■ Goal of the exercise
Quote the whole listing exactly. Leave the pictures out of your copy.

Collected data entries:
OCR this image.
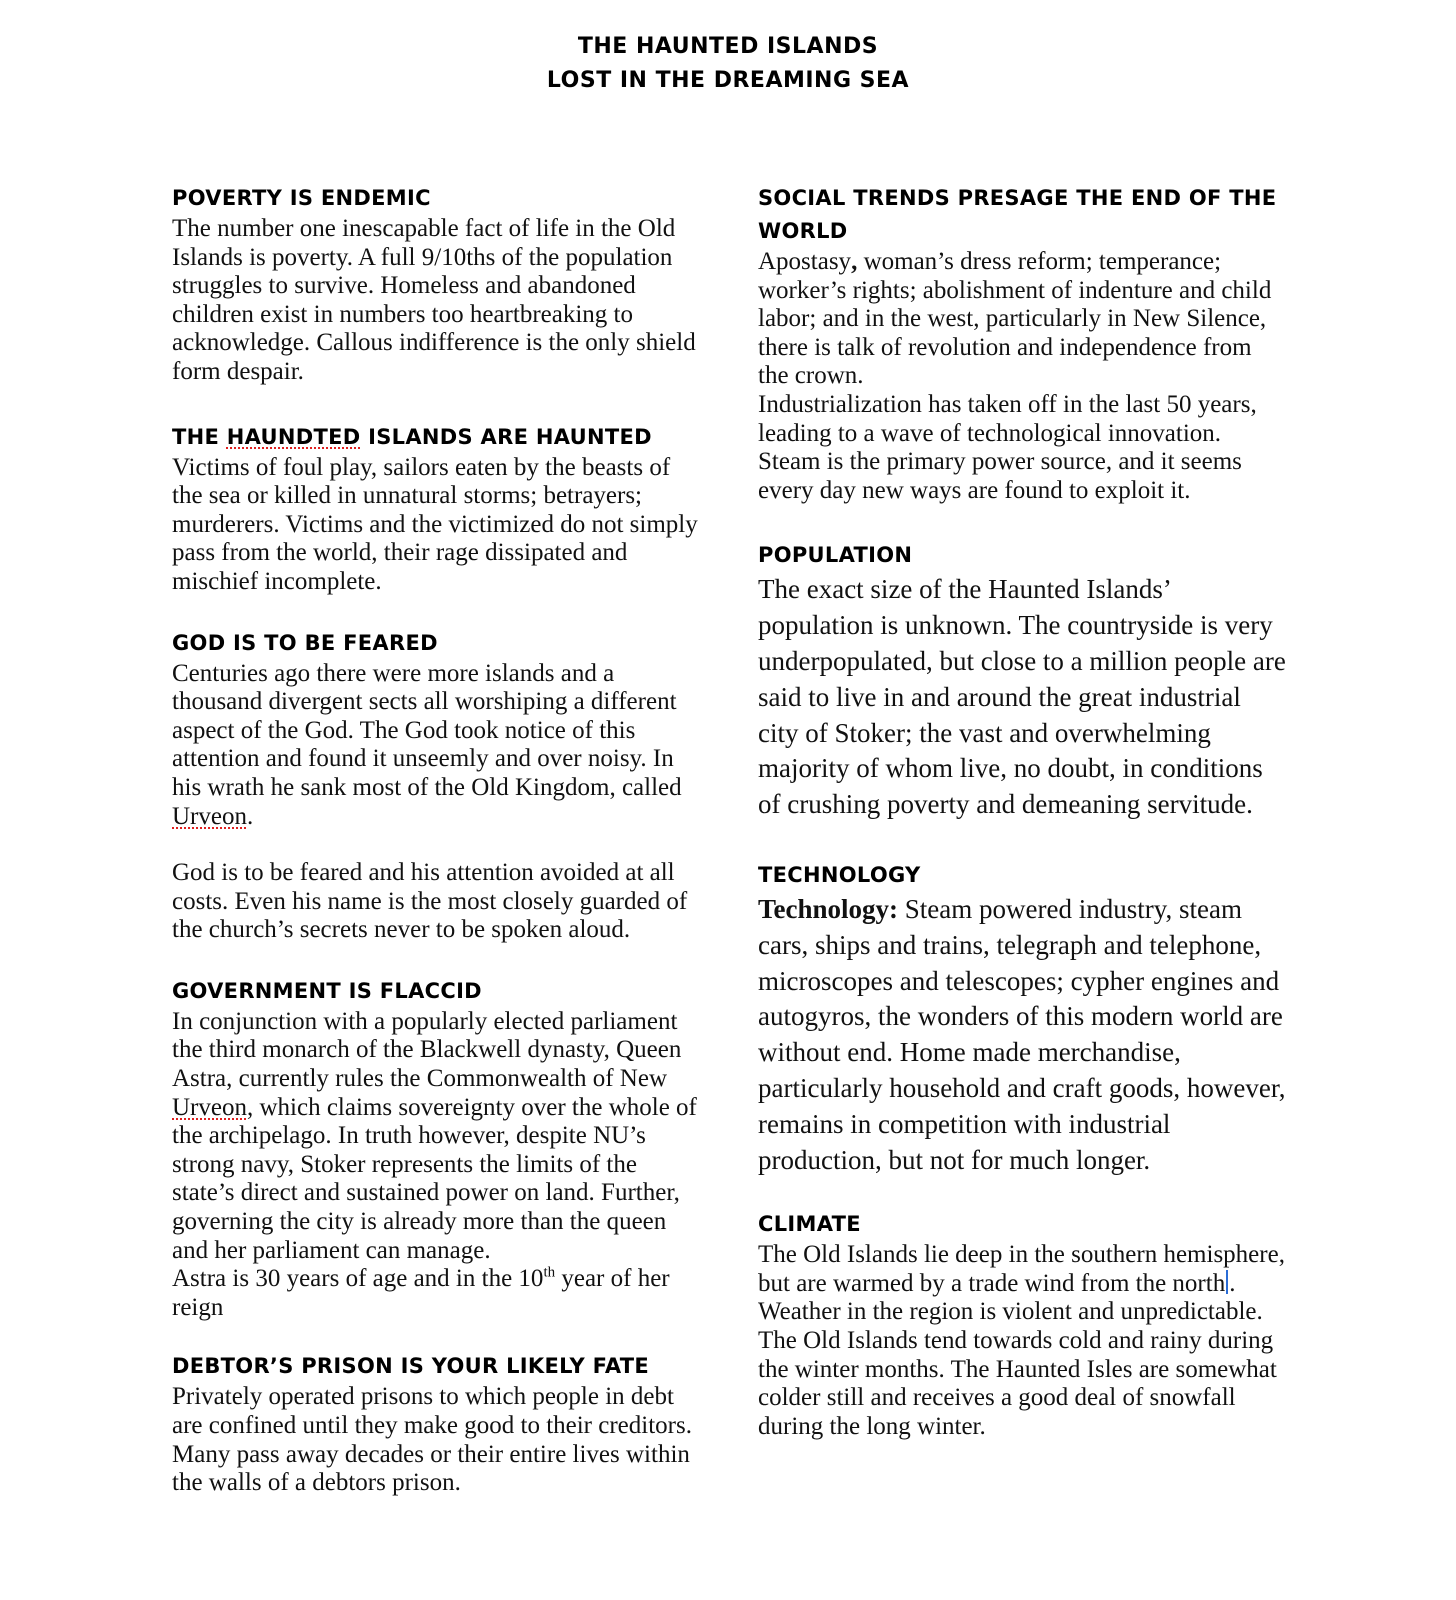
THE HAUNTED ISLANDS
LOST IN THE DREAMING SEA
POVERTY IS ENDEMIC

The number one inescapable fact of life in the Old Islands is poverty. A full 9/10ths of the population struggles to survive. Homeless and abandoned children exist in numbers too heartbreaking to acknowledge. Callous indifference is the only shield form despair.

THE HAUNDTED ISLANDS ARE HAUNTED

Victims of foul play, sailors eaten by the beasts of the sea or killed in unnatural storms; betrayers; murderers. Victims and the victimized do not simply pass from the world, their rage dissipated and mischief incomplete.

GOD IS TO BE FEARED

Centuries ago there were more islands and a thousand divergent sects all worshiping a different aspect of the God. The God took notice of this attention and found it unseemly and over noisy. In his wrath he sank most of the Old Kingdom, called Urveon.

God is to be feared and his attention avoided at all costs. Even his name is the most closely guarded of the church’s secrets never to be spoken aloud.

GOVERNMENT IS FLACCID

In conjunction with a popularly elected parliament the third monarch of the Blackwell dynasty, Queen Astra, currently rules the Commonwealth of New Urveon, which claims sovereignty over the whole of the archipelago. In truth however, despite NU’s strong navy, Stoker represents the limits of the state’s direct and sustained power on land. Further, governing the city is already more than the queen and her parliament can manage.

Astra is 30 years of age and in the 10th year of her reign

DEBTOR’S PRISON IS YOUR LIKELY FATE

Privately operated prisons to which people in debt are confined until they make good to their creditors. Many pass away decades or their entire lives within the walls of a debtors prison.

SOCIAL TRENDS PRESAGE THE END OF THE WORLD

Apostasy, woman’s dress reform; temperance; worker’s rights; abolishment of indenture and child labor; and in the west, particularly in New Silence, there is talk of revolution and independence from the crown.

Industrialization has taken off in the last 50 years, leading to a wave of technological innovation. Steam is the primary power source, and it seems every day new ways are found to exploit it.

POPULATION

The exact size of the Haunted Islands’ population is unknown. The countryside is very underpopulated, but close to a million people are said to live in and around the great industrial city of Stoker; the vast and overwhelming majority of whom live, no doubt, in conditions of crushing poverty and demeaning servitude.

TECHNOLOGY

Technology: Steam powered industry, steam cars, ships and trains, telegraph and telephone, microscopes and telescopes; cypher engines and autogyros, the wonders of this modern world are without end. Home made merchandise, particularly household and craft goods, however, remains in competition with industrial production, but not for much longer.

CLIMATE

The Old Islands lie deep in the southern hemisphere, but are warmed by a trade wind from the north . Weather in the region is violent and unpredictable. The Old Islands tend towards cold and rainy during the winter months. The Haunted Isles are somewhat colder still and receives a good deal of snowfall during the long winter.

■ Solution
OCR this image.
THE HAUNTED ISLANDS
LOST IN THE DREAMING SEA
POVERTY IS ENDEMIC

The number one inescapable fact of life in the Old Islands is poverty. A full 9/10ths of the population struggles to survive. Homeless and abandoned children exist in numbers too heartbreaking to acknowledge. Callous indifference is the only shield form despair.

THE HAUNDTED ISLANDS ARE HAUNTED

Victims of foul play, sailors eaten by the beasts of the sea or killed in unnatural storms; betrayers; murderers. Victims and the victimized do not simply pass from the world, their rage dissipated and mischief incomplete.

GOD IS TO BE FEARED

Centuries ago there were more islands and a thousand divergent sects all worshiping a different aspect of the God. The God took notice of this attention and found it unseemly and over noisy. In his wrath he sank most of the Old Kingdom, called Urveon.

God is to be feared and his attention avoided at all costs. Even his name is the most closely guarded of the church’s secrets never to be spoken aloud.

GOVERNMENT IS FLACCID

In conjunction with a popularly elected parliament the third monarch of the Blackwell dynasty, Queen Astra, currently rules the Commonwealth of New Urveon, which claims sovereignty over the whole of the archipelago. In truth however, despite NU’s strong navy, Stoker represents the limits of the state’s direct and sustained power on land. Further, governing the city is already more than the queen and her parliament can manage.

Astra is 30 years of age and in the 10th year of her reign

DEBTOR’S PRISON IS YOUR LIKELY FATE

Privately operated prisons to which people in debt are confined until they make good to their creditors. Many pass away decades or their entire lives within the walls of a debtors prison.

SOCIAL TRENDS PRESAGE THE END OF THE WORLD

Apostasy, woman’s dress reform; temperance; worker’s rights; abolishment of indenture and child labor; and in the west, particularly in New Silence, there is talk of revolution and independence from the crown.

Industrialization has taken off in the last 50 years, leading to a wave of technological innovation. Steam is the primary power source, and it seems every day new ways are found to exploit it.

POPULATION

The exact size of the Haunted Islands’ population is unknown. The countryside is very underpopulated, but close to a million people are said to live in and around the great industrial city of Stoker; the vast and overwhelming majority of whom live, no doubt, in conditions of crushing poverty and demeaning servitude.

TECHNOLOGY

Technology: Steam powered industry, steam cars, ships and trains, telegraph and telephone, microscopes and telescopes; cypher engines and autogyros, the wonders of this modern world are without end. Home made merchandise, particularly household and craft goods, however, remains in competition with industrial production, but not for much longer.

CLIMATE

The Old Islands lie deep in the southern hemisphere, but are warmed by a trade wind from the north . Weather in the region is violent and unpredictable. The Old Islands tend towards cold and rainy during the winter months. The Haunted Isles are somewhat colder still and receives a good deal of snowfall during the long winter.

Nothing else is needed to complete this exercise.